-- Start Extracted text --

New subject: [Monetdb-developers] Suggestion to ditch SHA-1, and embrace SHA-2

Roberto Cornacchia wrote:

...

2. The restore is almost unusable for large databases, as it is extremely slow. I suspect the main reasons being: - COPY INTO .. FROM STDIN (used in the dump) is much much slower than copying from a file, regardless of whether the number or record to copy is given or not.

This is my conclusion as well.

...

- Column constraints, as primary key, not null, etc, are issued upon table creation, before the COPY INTO, rather than being postponed with an ALTER TABLE after the copy (FOREIGN KEYS are instead postponed to the end of the script).

I have interesting results; it seems to be actually ~5% faster to *insert* with a primary key, opposed to postpone it (!) This even excludes the time to enforce the primary key afterwards. I have verified in different runs that it is not related to the 'NOT NULL' constraints. So this is a pretty surprising results. The data was highly structural and had a multicolumn primary key. Stefan

Stefan Manegold

18 May 18 May

9:40 a.m.

New subject: [Monetdb-developers] Performance of COPY INTO: data source & constraint checking

On Sun, May 17, 2009 at 08:26:07PM +0200, Stefan de Konink wrote:

...

Roberto Cornacchia wrote:

...
2. The restore is almost unusable for large databases, as it is extremely slow. I suspect the main reasons being: - COPY INTO .. FROM STDIN (used in the dump) is much much slower than copying from a file, regardless of whether the number or record to copy is given or not.

This is my conclusion as well.

In case you came to your conclusion from experimental/emperical study, I would be very interested to know about the experiemntes performed and the results measured. In that case, I would be verythankful if you could share the informative details with us, i.e. detailed descriptions of - experimental setup (HW, SW, datasets, workload/queries) - measured results (what was measured how, and what are the results?) - (your) discussion/analysis/interpretation of the results

...

...
- Column constraints, as primary key, not null, etc, are issued upon table creation, before the COPY INTO, rather than being postponed with an ALTER TABLE after the copy (FOREIGN KEYS are instead postponed to the end of the script).

-- End Extracted text --

▸ **Requirement**: Extend the mailing-list thread on COPY INTO performance and constraint checking, picking up right after its last quoted point about column constraints.

-- Start Data shown --

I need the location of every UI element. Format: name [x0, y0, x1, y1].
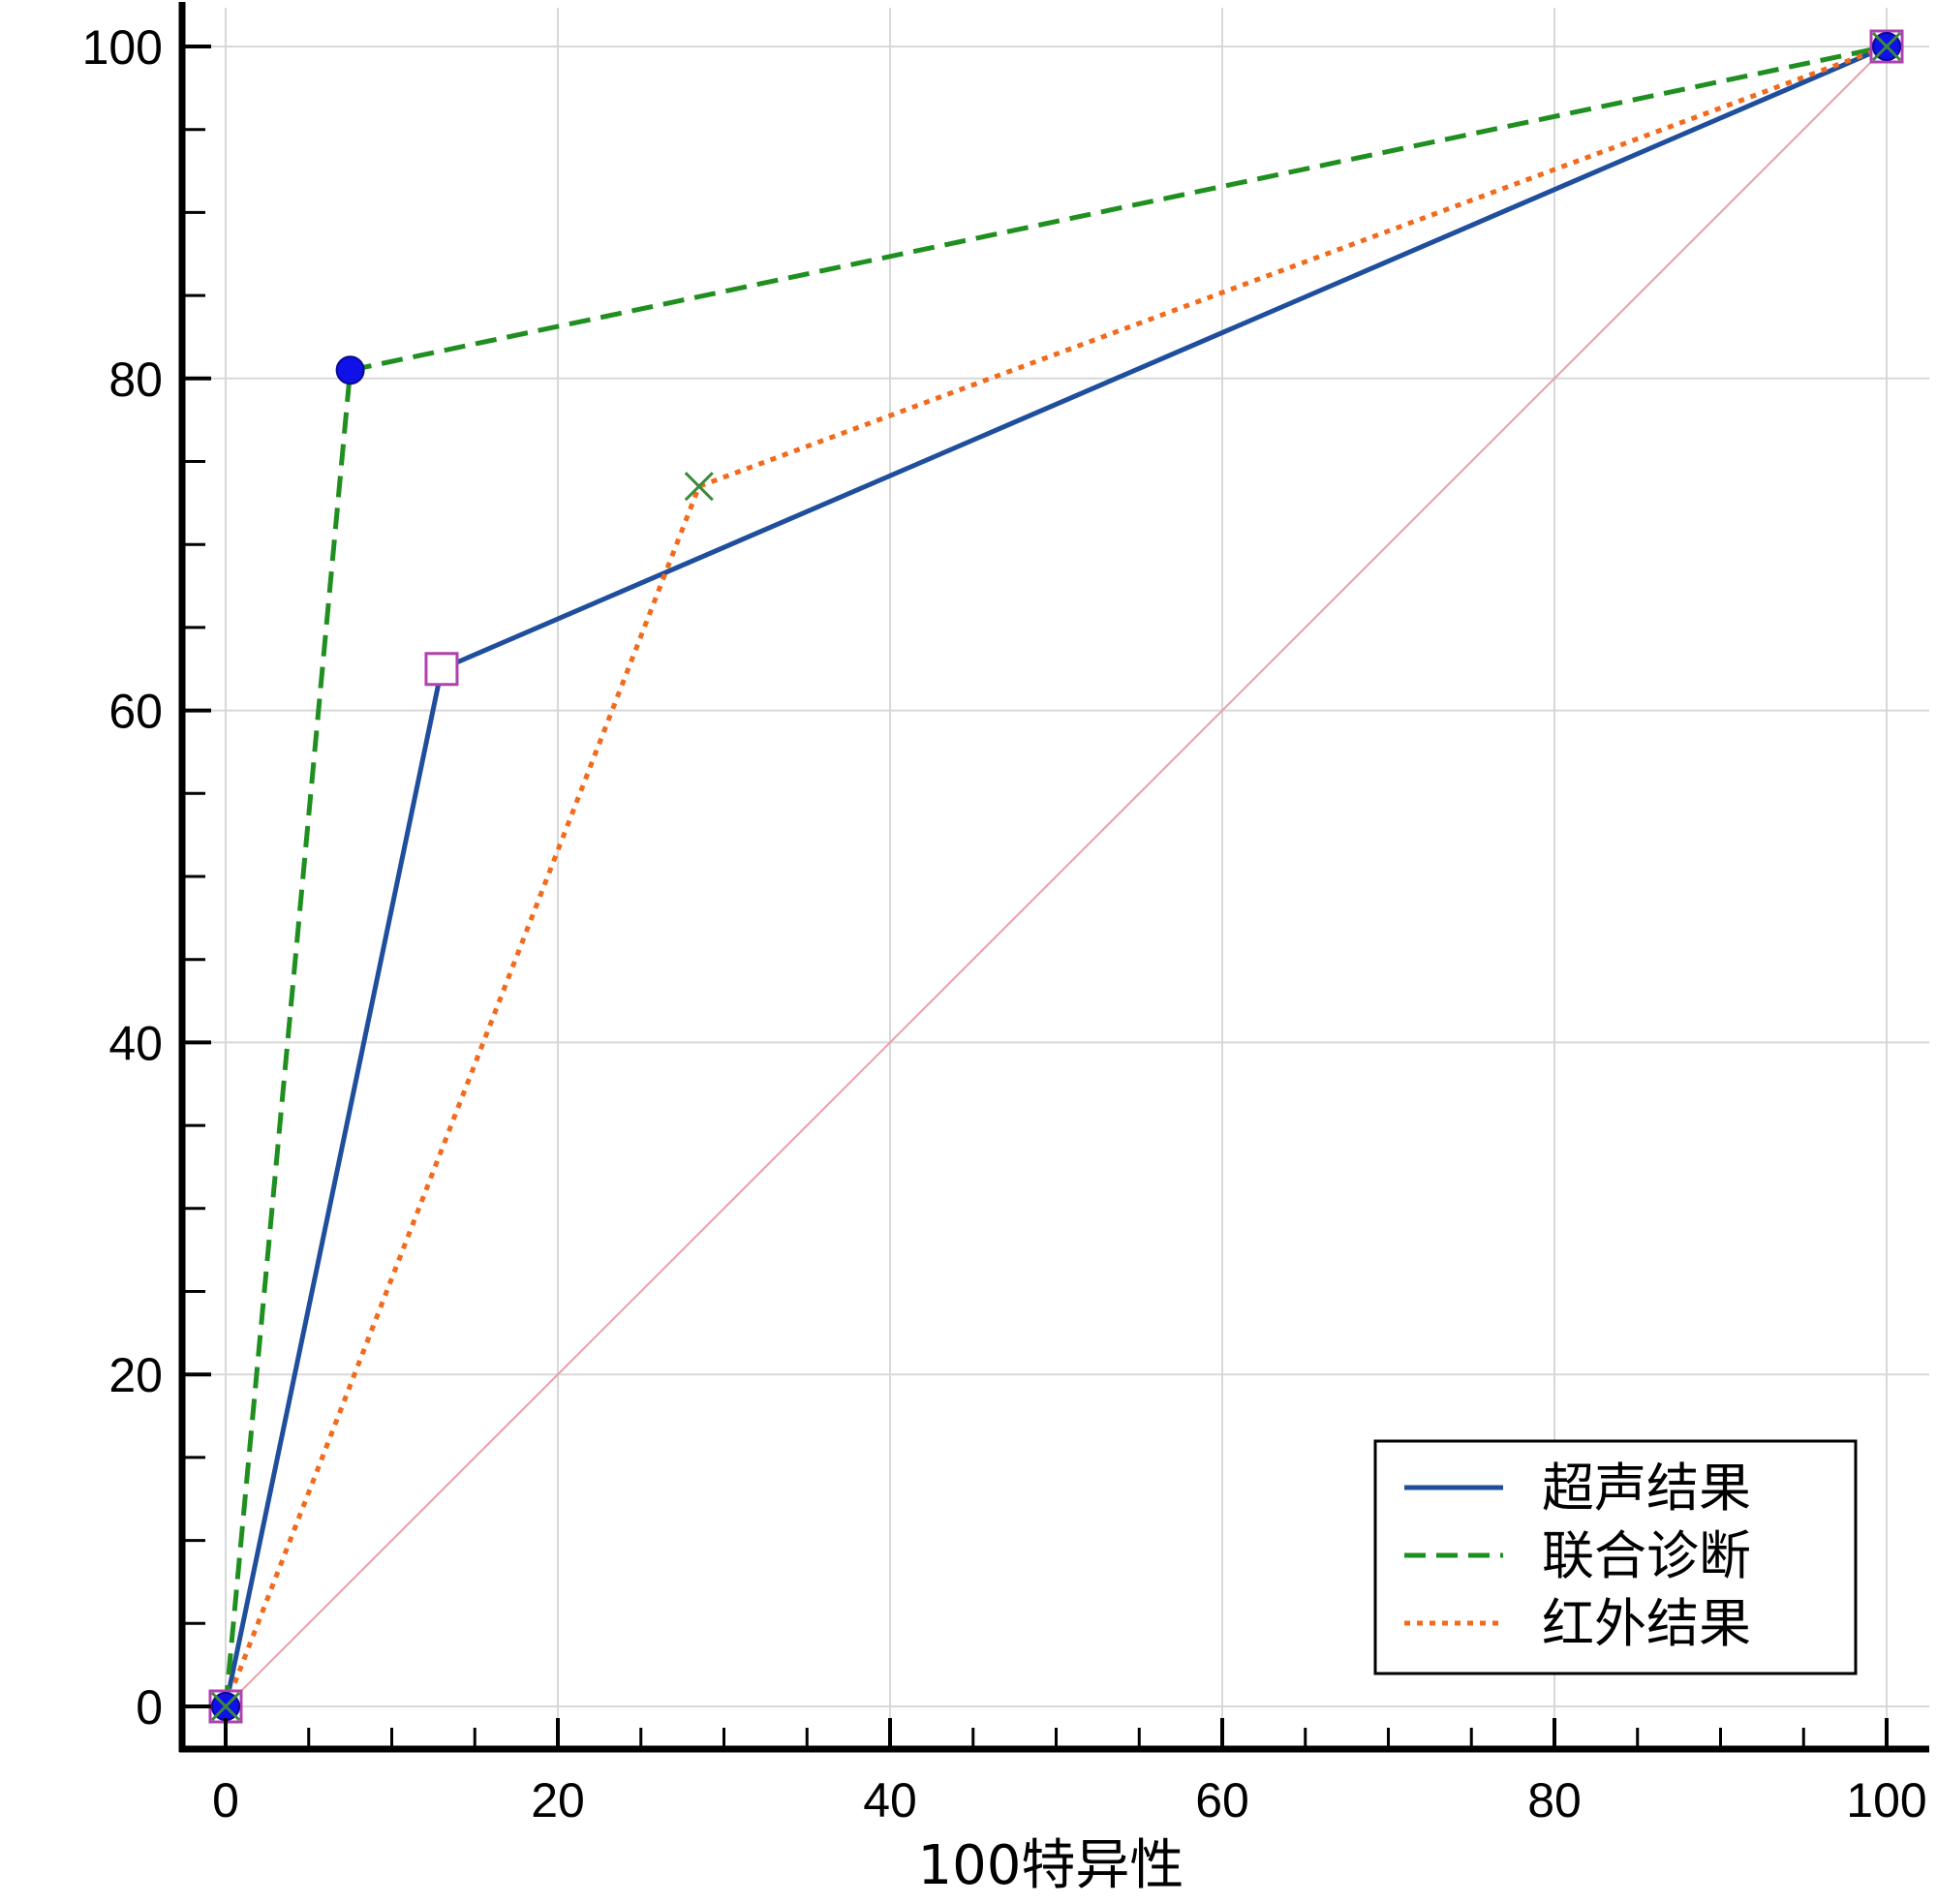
x-tick-label: 0: [212, 1773, 239, 1827]
data-point-series-3: [210, 1691, 241, 1722]
data-point-series-1: [424, 652, 459, 687]
y-tick-label: 60: [108, 685, 163, 739]
legend-label-series-2: 联合诊断: [1542, 1525, 1751, 1586]
x-marker-stroke: [1871, 31, 1902, 62]
data-point-series-3: [1871, 31, 1902, 62]
reference-diagonal: [225, 46, 1888, 1707]
legend-label-series-1: 超声结果: [1542, 1458, 1751, 1519]
y-tick-label: 20: [108, 1348, 163, 1402]
x-tick-label: 40: [863, 1773, 917, 1827]
data-point-series-3: [684, 472, 714, 502]
x-marker-stroke: [210, 1691, 241, 1722]
legend: 超声结果 联合诊断 红外结果: [1373, 1439, 1858, 1675]
tick-labels: 0 20 40 60 80 100 0 20 40 60 80 100: [82, 20, 1927, 1827]
x-tick-label: 60: [1195, 1773, 1249, 1827]
reference-line: [225, 46, 1888, 1707]
legend-label-series-3: 红外结果: [1542, 1593, 1751, 1654]
series-line-3: [223, 44, 1888, 1707]
x-tick-label: 80: [1527, 1773, 1582, 1827]
x-axis-title: 100特异性: [918, 1834, 1184, 1897]
x-tick-label: 100: [1846, 1773, 1926, 1827]
data-point-series-2: [335, 355, 365, 385]
grid: [182, 8, 1929, 1749]
axes: [178, 2, 1929, 1753]
y-tick-label: 0: [136, 1680, 163, 1735]
y-tick-label: 100: [82, 20, 163, 75]
y-tick-label: 40: [108, 1016, 163, 1070]
x-marker-stroke: [684, 472, 714, 502]
x-tick-label: 20: [531, 1773, 585, 1827]
y-tick-label: 80: [108, 353, 163, 407]
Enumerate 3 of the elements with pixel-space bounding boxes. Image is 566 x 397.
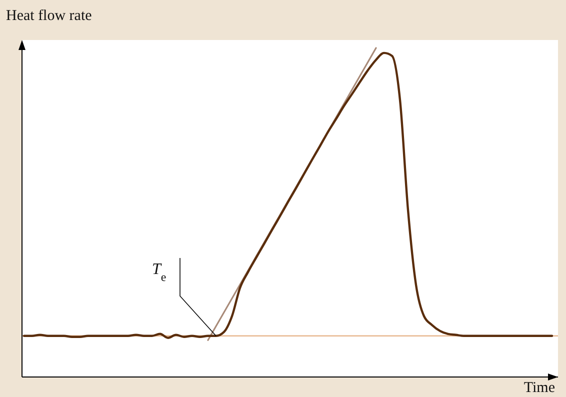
y-axis-title: Heat flow rate	[6, 8, 92, 24]
x-axis-title: Time	[524, 380, 556, 396]
annotation: T$_{e}$	[152, 261, 166, 284]
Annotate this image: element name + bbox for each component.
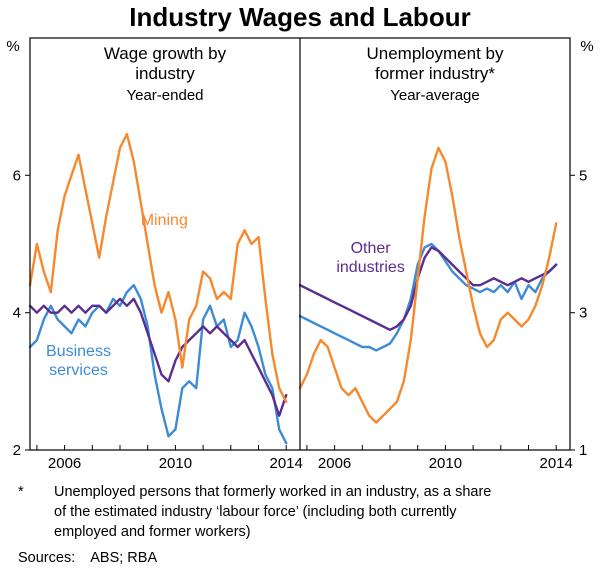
x-axis-label: 2010 xyxy=(159,455,192,472)
series-line-other-industries xyxy=(28,297,288,417)
x-axis-label: 2014 xyxy=(540,455,573,472)
sources-line: Sources: ABS; RBA xyxy=(0,542,600,566)
panel-title: former industry* xyxy=(375,64,495,83)
y-axis-label: 3 xyxy=(579,304,587,321)
plot-border xyxy=(29,36,571,451)
x-axis-label: 2010 xyxy=(429,455,462,472)
series-line-business-services xyxy=(28,283,288,444)
footnote: * Unemployed persons that formerly worke… xyxy=(0,477,600,542)
y-axis-label: 5 xyxy=(579,167,587,184)
panel-title: Unemployment by xyxy=(366,44,504,63)
footnote-text: Unemployed persons that formerly worked … xyxy=(54,483,492,540)
panel-title: industry xyxy=(135,64,195,83)
y-axis-label: 1 xyxy=(579,442,587,459)
series-line-mining xyxy=(298,146,558,424)
series-line-other-industries xyxy=(298,245,558,331)
sources-value: ABS; RBA xyxy=(90,549,158,566)
panel-subtitle: Year-ended xyxy=(126,87,203,104)
unit-label: % xyxy=(580,38,593,55)
y-axis-label: 2 xyxy=(13,442,21,459)
unit-label: % xyxy=(6,38,19,55)
x-axis-label: 2014 xyxy=(270,455,303,472)
panel-subtitle: Year-average xyxy=(390,87,480,104)
series-label-mining: Mining xyxy=(141,212,188,229)
y-axis-label: 4 xyxy=(13,304,21,321)
sources-label: Sources: xyxy=(18,549,76,566)
series-label-other-industries: industries xyxy=(336,259,404,276)
chart-title: Industry Wages and Labour xyxy=(129,2,471,32)
series-label-business-services: Business xyxy=(46,343,111,360)
y-axis-label: 6 xyxy=(13,167,21,184)
series-line-mining xyxy=(28,132,288,403)
footnote-marker: * xyxy=(18,483,24,500)
x-axis-label: 2006 xyxy=(48,455,81,472)
x-axis-label: 2006 xyxy=(318,455,351,472)
panel-title: Wage growth by xyxy=(104,44,227,63)
series-label-business-services: services xyxy=(49,362,108,379)
series-label-other-industries: Other xyxy=(351,240,392,257)
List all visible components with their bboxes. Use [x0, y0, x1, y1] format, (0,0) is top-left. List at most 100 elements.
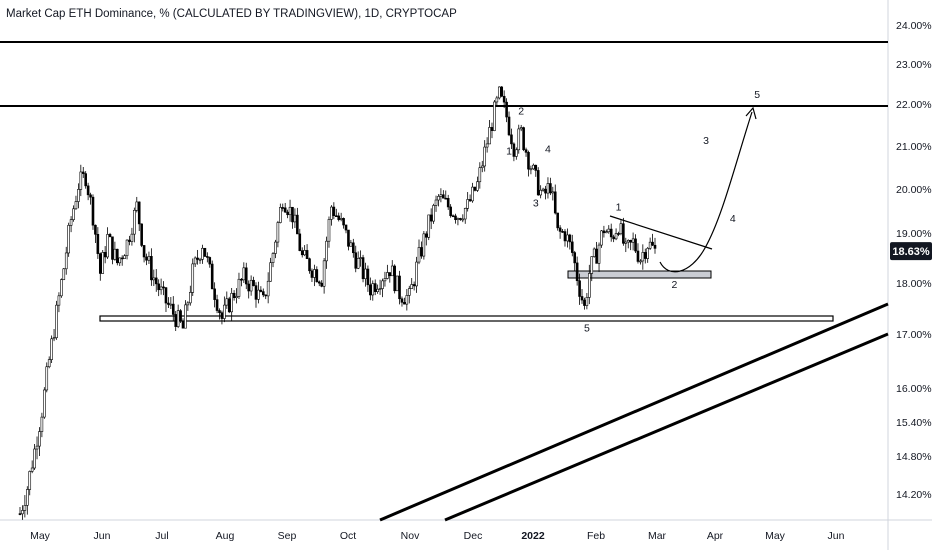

-- End Data shown --

▸ **Task result**:
I have interesting results; it seems to be actually ~5% faster to *insert* with a primary key, opposed to postpone it (!) This even excludes the time to enforce the primary key afterwards.

I have verified in different runs that it is not related to the 'NOT NULL' constraints. So this is a pretty surprising results.

Same as above: If you consider your results surprising, I'd be curious to learn about them and would hence be thankful if you could share them with us (see above).

...

The data was highly structural and had a multicolumn primary key.

Could you please reveal what you refer to as "highly structural", and how many columns of which type the primary key contained? Could you please elaborate on whether you consider you setup/schema "representaive" and/or whether/to which extend you think that your results for one specific case could be generalized to other cases? You might want to study (e.g.) any or all of http://old-www.cwi.nl/htbin/ins1/publications?request=abstract&key=MaMa:EDBT:09 http://old-www.cwi.nl/htbin/ins1/publications?request=abstract&key=Ma:IS:08 http://old-www.cwi.nl/htbin/ins1/publications?request=abstract&key=SiGoKeNeMa:VLDB:08 on how to design, perform, and in particular report on repeatable experiemental studies. Please don't hesitate to ask for specific advice/help in case of doubt. Looking to learning about your detailed experiences! Stefan

...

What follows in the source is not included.